== Direction ==
Go through the data below line by line and count those containing the word "εργασίας". Reply with the count only.

Data entries:
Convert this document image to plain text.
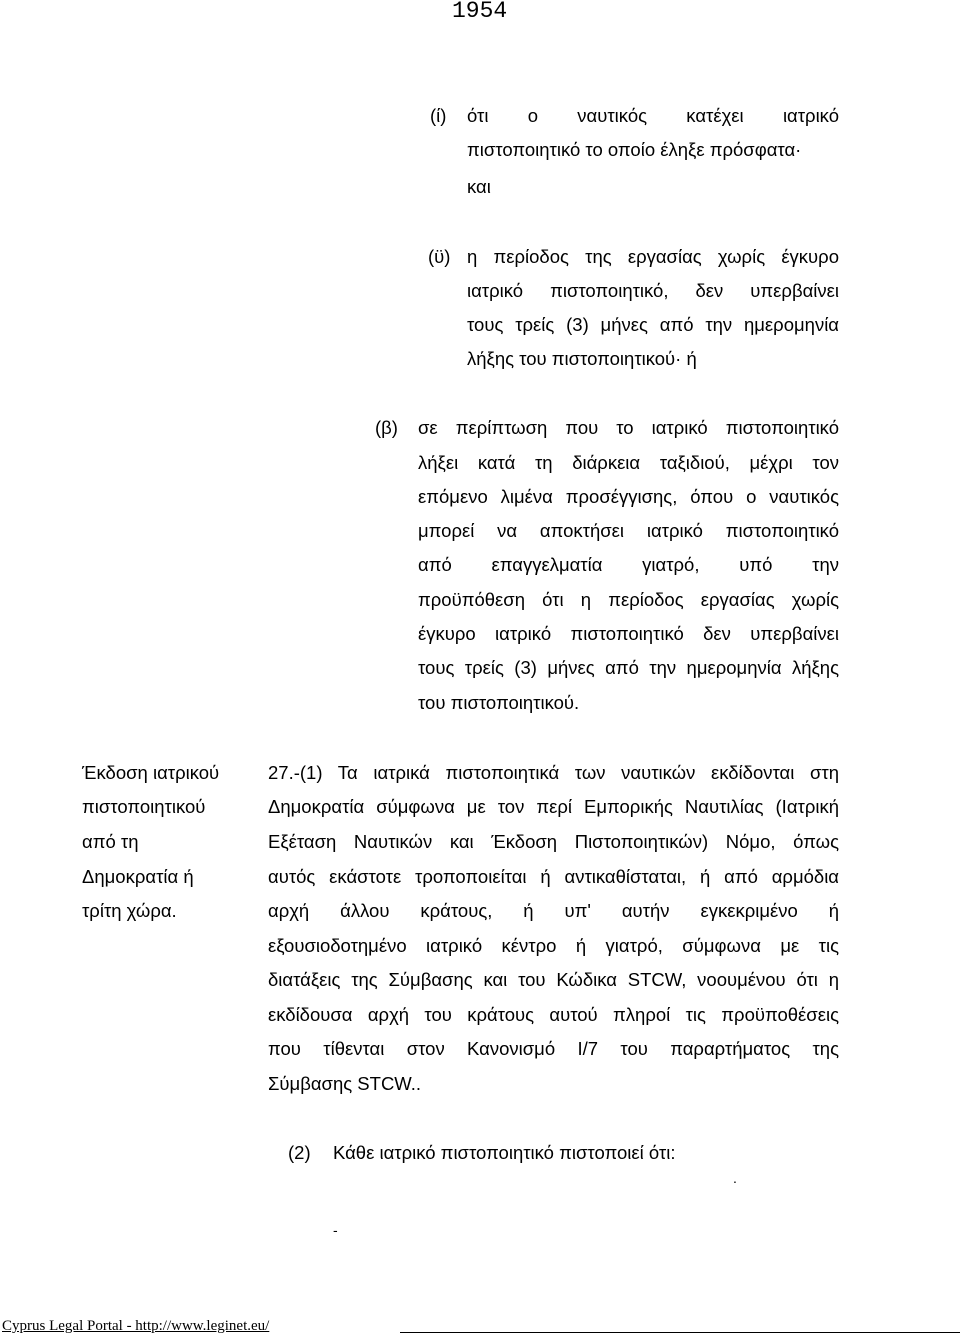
1954
(ί) ότι ο ναυτικός κατέχει ιατρικό
πιστοποιητικό το οποίο έληξε πρόσφατα·
και
(ϋ) η περίοδος της εργασίας χωρίς έγκυρο
ιατρικό πιστοποιητικό, δεν υπερβαίνει
τους τρείς (3) μήνες από την ημερομηνία
λήξης του πιστοποιητικού· ή
(β) σε περίπτωση που το ιατρικό πιστοποιητικό
λήξει κατά τη διάρκεια ταξιδιού, μέχρι τον
επόμενο λιμένα προσέγγισης, όπου ο ναυτικός
μπορεί να αποκτήσει ιατρικό πιστοποιητικό
από επαγγελματία γιατρό, υπό την
προϋπόθεση ότι η περίοδος εργασίας χωρίς
έγκυρο ιατρικό πιστοποιητικό δεν υπερβαίνει
τους τρείς (3) μήνες από την ημερομηνία λήξης
του πιστοποιητικού.
Έκδοση ιατρικού
πιστοποιητικού
από τη
Δημοκρατία ή
τρίτη χώρα.
27.-(1) Τα ιατρικά πιστοποιητικά των ναυτικών εκδίδονται στη
Δημοκρατία σύμφωνα με τον περί Εμπορικής Ναυτιλίας (Ιατρική
Εξέταση Ναυτικών και Έκδοση Πιστοποιητικών) Νόμο, όπως
αυτός εκάστοτε τροποποιείται ή αντικαθίσταται, ή από αρμόδια
αρχή άλλου κράτους, ή υπ' αυτήν εγκεκριμένο ή
εξουσιοδοτημένο ιατρικό κέντρο ή γιατρό, σύμφωνα με τις
διατάξεις της Σύμβασης και του Κώδικα STCW, νοουμένου ότι η
εκδίδουσα αρχή του κράτους αυτού πληροί τις προϋποθέσεις
που τίθενται στον Κανονισμό I/7 του παραρτήματος της
Σύμβασης STCW..
(2) Κάθε ιατρικό πιστοποιητικό πιστοποιεί ότι:
.
-
Cyprus Legal Portal - http://www.leginet.eu/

== Expected answer ==
2